Work instructions — In the copy, include every entry exactly but none of the images.

╭─ Material for the task

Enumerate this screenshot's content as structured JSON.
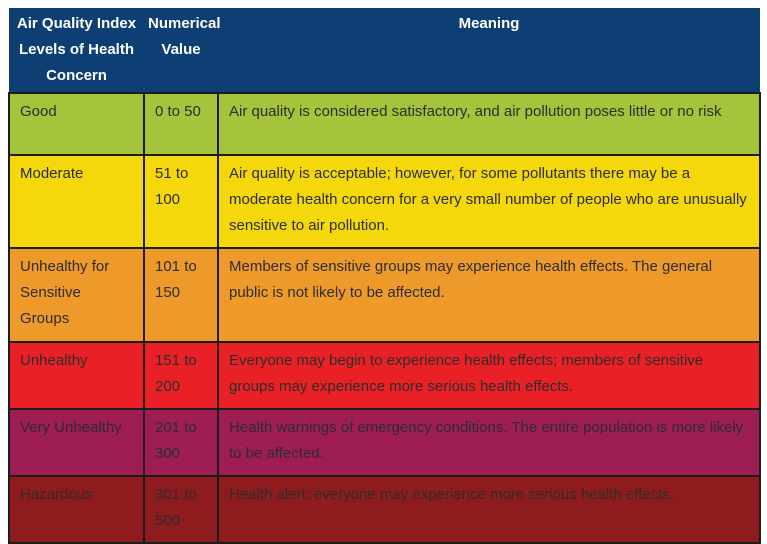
{
  "colors": {
    "header_bg": "#0d3e74",
    "header_text": "#ffffff",
    "body_text": "#2d2d2d",
    "border": "#1c1c1c"
  },
  "table": {
    "headers": {
      "col1_lines": [
        "Air Quality Index",
        "Levels of Health",
        "Concern"
      ],
      "col2_lines": [
        "Numerical",
        "Value"
      ],
      "col3": "Meaning"
    },
    "rows": [
      {
        "level": "Good",
        "range": "0 to 50",
        "meaning": "Air quality is considered satisfactory, and air pollution poses little or no risk",
        "color": "#a5c43b"
      },
      {
        "level": "Moderate",
        "range": "51 to 100",
        "meaning": "Air quality is acceptable; however, for some pollutants there may be a moderate health concern for a very small number of people who are unusually sensitive to air pollution.",
        "color": "#f4d80c"
      },
      {
        "level": "Unhealthy for Sensitive Groups",
        "range": "101 to 150",
        "meaning": "Members of sensitive groups may experience health effects. The general public is not likely to be affected.",
        "color": "#ee9a2b"
      },
      {
        "level": "Unhealthy",
        "range": "151 to 200",
        "meaning": "Everyone may begin to experience health effects; members of sensitive groups may experience more serious health effects.",
        "color": "#e92127"
      },
      {
        "level": "Very Unhealthy",
        "range": "201 to 300",
        "meaning": "Health warnings of emergency conditions. The entire population is more likely to be affected.",
        "color": "#9e1d52"
      },
      {
        "level": "Hazardous",
        "range": "301 to 500",
        "meaning": "Health alert: everyone may experience more serious health effects.",
        "color": "#8e1b1e"
      }
    ]
  }
}
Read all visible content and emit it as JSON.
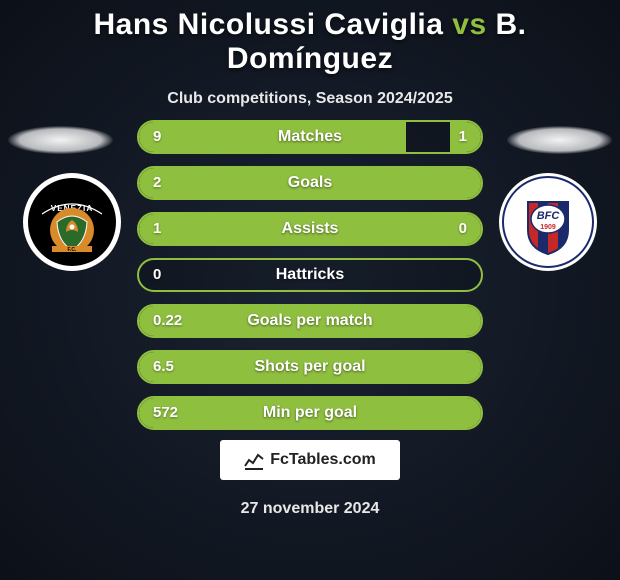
{
  "header": {
    "player1": "Hans Nicolussi Caviglia",
    "vs": "vs",
    "player2": "B. Domínguez",
    "title_color": "#ffffff",
    "accent_color": "#8fbf3f",
    "subtitle": "Club competitions, Season 2024/2025"
  },
  "teams": {
    "left": {
      "name": "Venezia",
      "badge_outer": "#ffffff",
      "badge_inner": "#000000",
      "badge_accent": "#d98a2a",
      "badge_green": "#2a6b2a"
    },
    "right": {
      "name": "Bologna",
      "badge_outer": "#ffffff",
      "badge_stripe1": "#c62828",
      "badge_stripe2": "#1a2a6b",
      "badge_text": "BFC",
      "badge_year": "1909"
    }
  },
  "stats": {
    "bar_border": "#8fbf3f",
    "bar_fill": "#8fbf3f",
    "rows": [
      {
        "label": "Matches",
        "left": "9",
        "right": "1",
        "left_pct": 78,
        "right_pct": 9
      },
      {
        "label": "Goals",
        "left": "2",
        "right": "",
        "left_pct": 100,
        "right_pct": 0
      },
      {
        "label": "Assists",
        "left": "1",
        "right": "0",
        "left_pct": 100,
        "right_pct": 0
      },
      {
        "label": "Hattricks",
        "left": "0",
        "right": "",
        "left_pct": 0,
        "right_pct": 0
      },
      {
        "label": "Goals per match",
        "left": "0.22",
        "right": "",
        "left_pct": 100,
        "right_pct": 0
      },
      {
        "label": "Shots per goal",
        "left": "6.5",
        "right": "",
        "left_pct": 100,
        "right_pct": 0
      },
      {
        "label": "Min per goal",
        "left": "572",
        "right": "",
        "left_pct": 100,
        "right_pct": 0
      }
    ]
  },
  "brand": {
    "text": "FcTables.com",
    "bg": "#ffffff",
    "color": "#222222"
  },
  "footer": {
    "date": "27 november 2024"
  }
}
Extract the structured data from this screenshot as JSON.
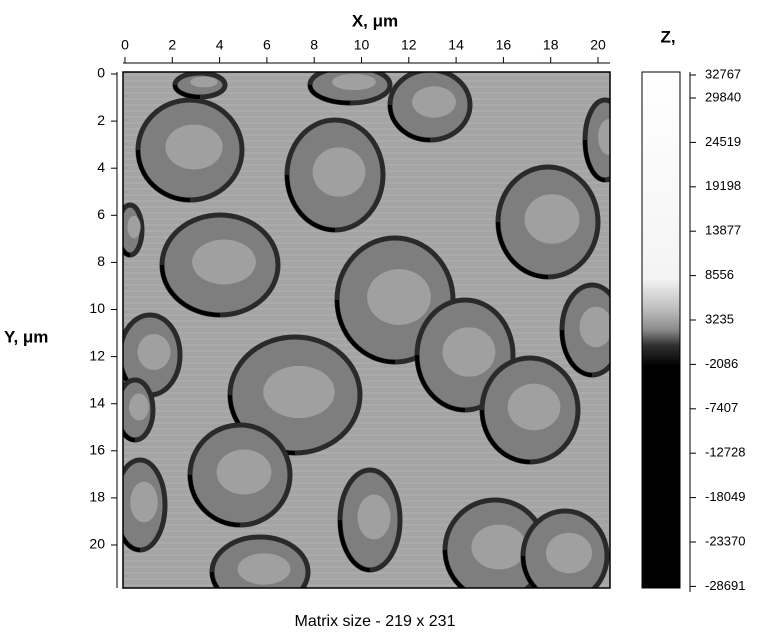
{
  "x_axis": {
    "label": "X, μm",
    "ticks": [
      0,
      2,
      4,
      6,
      8,
      10,
      12,
      14,
      16,
      18,
      20
    ]
  },
  "y_axis": {
    "label": "Y, μm",
    "ticks": [
      0,
      2,
      4,
      6,
      8,
      10,
      12,
      14,
      16,
      18,
      20
    ]
  },
  "colorbar": {
    "label": "Z,",
    "ticks": [
      32767,
      29840,
      24519,
      19198,
      13877,
      8556,
      3235,
      -2086,
      -7407,
      -12728,
      -18049,
      -23370,
      -28691
    ]
  },
  "caption": "Matrix size - 219 x 231"
}
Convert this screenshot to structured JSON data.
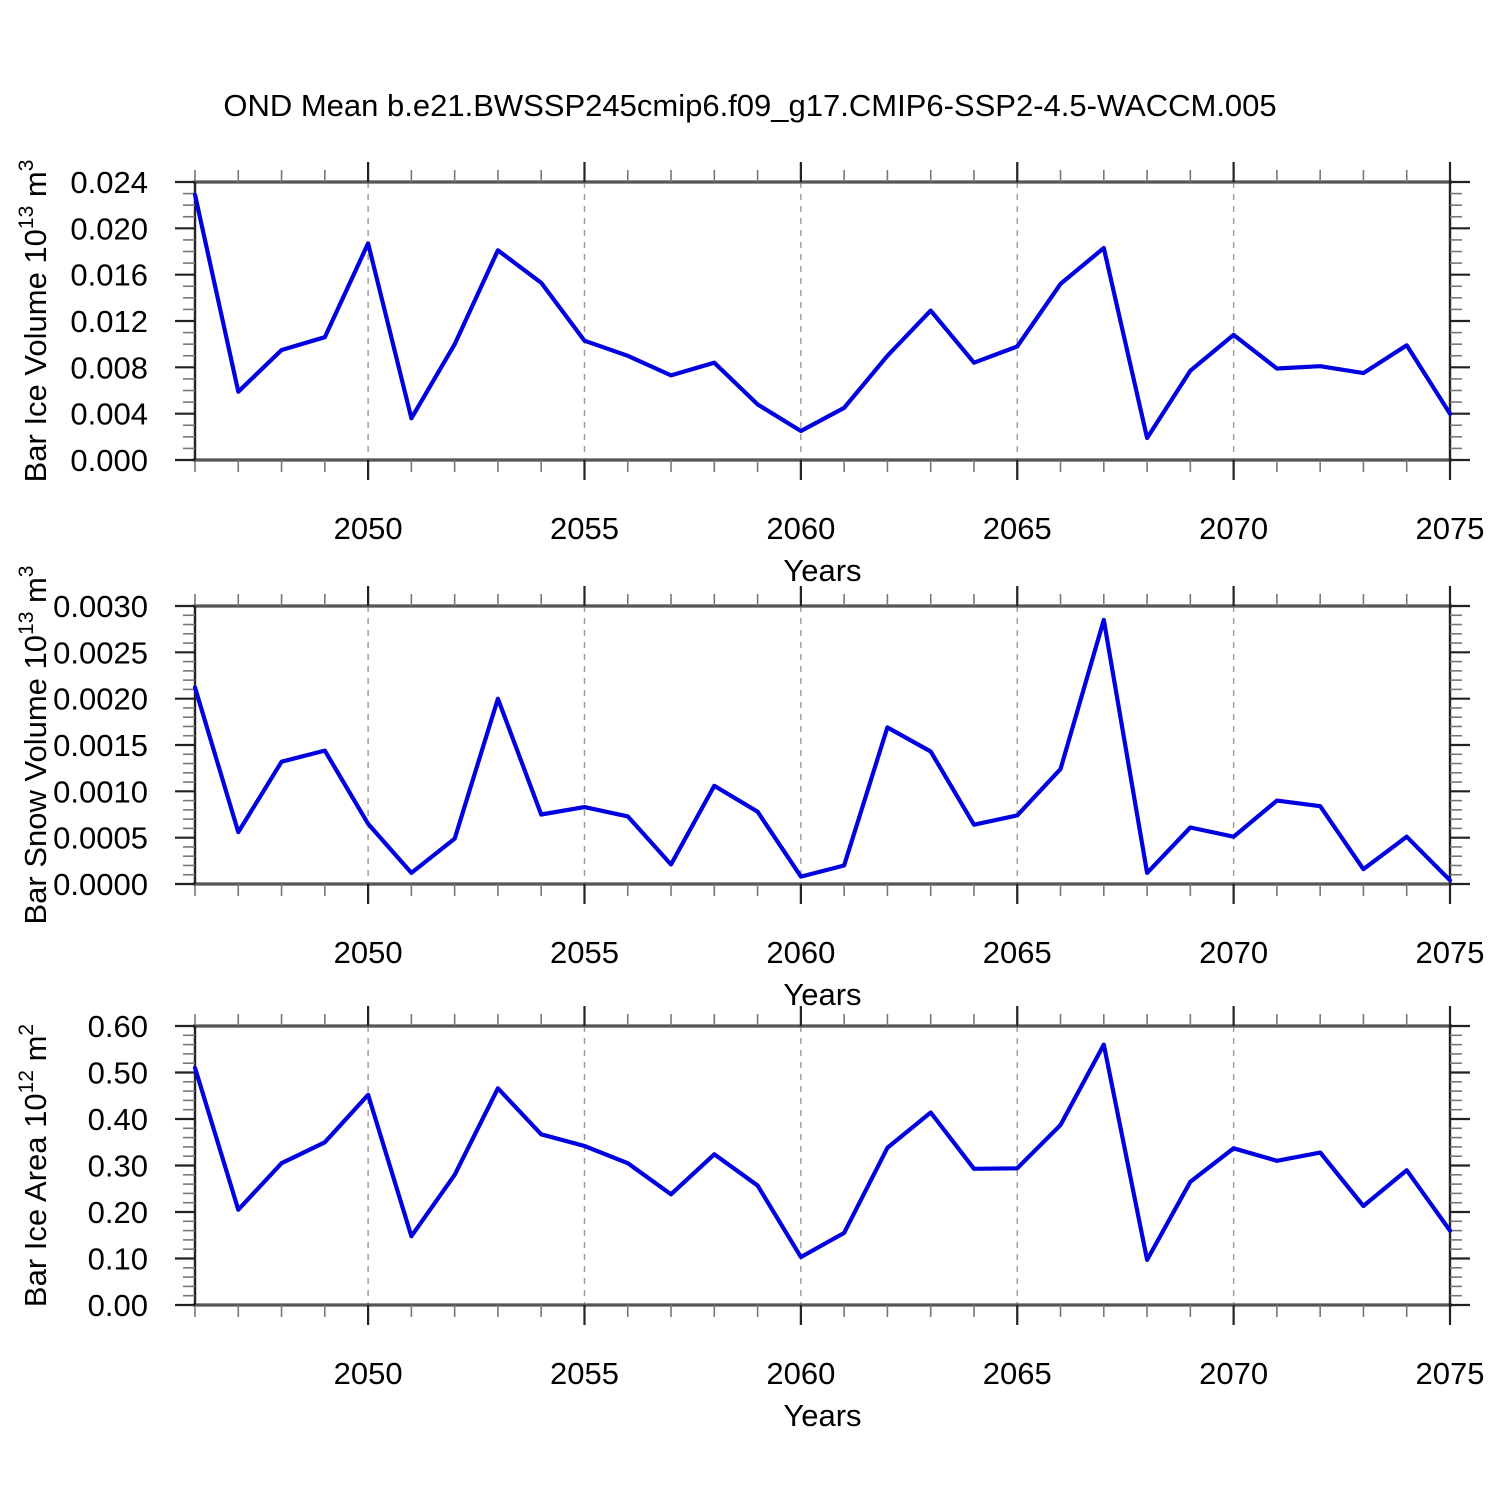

╰─

Task result —
Enumerate this screenshot's content as structured JSON.
{
  "colors": {
    "header_bg": "#0d3e74",
    "header_text": "#ffffff",
    "body_text": "#2d2d2d",
    "border": "#1c1c1c"
  },
  "table": {
    "headers": {
      "col1_lines": [
        "Air Quality Index",
        "Levels of Health",
        "Concern"
      ],
      "col2_lines": [
        "Numerical",
        "Value"
      ],
      "col3": "Meaning"
    },
    "rows": [
      {
        "level": "Good",
        "range": "0 to 50",
        "meaning": "Air quality is considered satisfactory, and air pollution poses little or no risk",
        "color": "#a5c43b"
      },
      {
        "level": "Moderate",
        "range": "51 to 100",
        "meaning": "Air quality is acceptable; however, for some pollutants there may be a moderate health concern for a very small number of people who are unusually sensitive to air pollution.",
        "color": "#f4d80c"
      },
      {
        "level": "Unhealthy for Sensitive Groups",
        "range": "101 to 150",
        "meaning": "Members of sensitive groups may experience health effects. The general public is not likely to be affected.",
        "color": "#ee9a2b"
      },
      {
        "level": "Unhealthy",
        "range": "151 to 200",
        "meaning": "Everyone may begin to experience health effects; members of sensitive groups may experience more serious health effects.",
        "color": "#e92127"
      },
      {
        "level": "Very Unhealthy",
        "range": "201 to 300",
        "meaning": "Health warnings of emergency conditions. The entire population is more likely to be affected.",
        "color": "#9e1d52"
      },
      {
        "level": "Hazardous",
        "range": "301 to 500",
        "meaning": "Health alert: everyone may experience more serious health effects.",
        "color": "#8e1b1e"
      }
    ]
  }
}
Read all visible content and emit it as JSON.
{
  "header": {
    "player1": "Hans Nicolussi Caviglia",
    "vs": "vs",
    "player2": "B. Domínguez",
    "title_color": "#ffffff",
    "accent_color": "#8fbf3f",
    "subtitle": "Club competitions, Season 2024/2025"
  },
  "teams": {
    "left": {
      "name": "Venezia",
      "badge_outer": "#ffffff",
      "badge_inner": "#000000",
      "badge_accent": "#d98a2a",
      "badge_green": "#2a6b2a"
    },
    "right": {
      "name": "Bologna",
      "badge_outer": "#ffffff",
      "badge_stripe1": "#c62828",
      "badge_stripe2": "#1a2a6b",
      "badge_text": "BFC",
      "badge_year": "1909"
    }
  },
  "stats": {
    "bar_border": "#8fbf3f",
    "bar_fill": "#8fbf3f",
    "rows": [
      {
        "label": "Matches",
        "left": "9",
        "right": "1",
        "left_pct": 78,
        "right_pct": 9
      },
      {
        "label": "Goals",
        "left": "2",
        "right": "",
        "left_pct": 100,
        "right_pct": 0
      },
      {
        "label": "Assists",
        "left": "1",
        "right": "0",
        "left_pct": 100,
        "right_pct": 0
      },
      {
        "label": "Hattricks",
        "left": "0",
        "right": "",
        "left_pct": 0,
        "right_pct": 0
      },
      {
        "label": "Goals per match",
        "left": "0.22",
        "right": "",
        "left_pct": 100,
        "right_pct": 0
      },
      {
        "label": "Shots per goal",
        "left": "6.5",
        "right": "",
        "left_pct": 100,
        "right_pct": 0
      },
      {
        "label": "Min per goal",
        "left": "572",
        "right": "",
        "left_pct": 100,
        "right_pct": 0
      }
    ]
  },
  "brand": {
    "text": "FcTables.com",
    "bg": "#ffffff",
    "color": "#222222"
  },
  "footer": {
    "date": "27 november 2024"
  }
}
Extract the structured data from this screenshot as JSON.
{
  "x_axis": {
    "label": "X, μm",
    "ticks": [
      0,
      2,
      4,
      6,
      8,
      10,
      12,
      14,
      16,
      18,
      20
    ]
  },
  "y_axis": {
    "label": "Y, μm",
    "ticks": [
      0,
      2,
      4,
      6,
      8,
      10,
      12,
      14,
      16,
      18,
      20
    ]
  },
  "colorbar": {
    "label": "Z,",
    "ticks": [
      32767,
      29840,
      24519,
      19198,
      13877,
      8556,
      3235,
      -2086,
      -7407,
      -12728,
      -18049,
      -23370,
      -28691
    ]
  },
  "caption": "Matrix size - 219 x 231"
}
Convert this screenshot to structured JSON data.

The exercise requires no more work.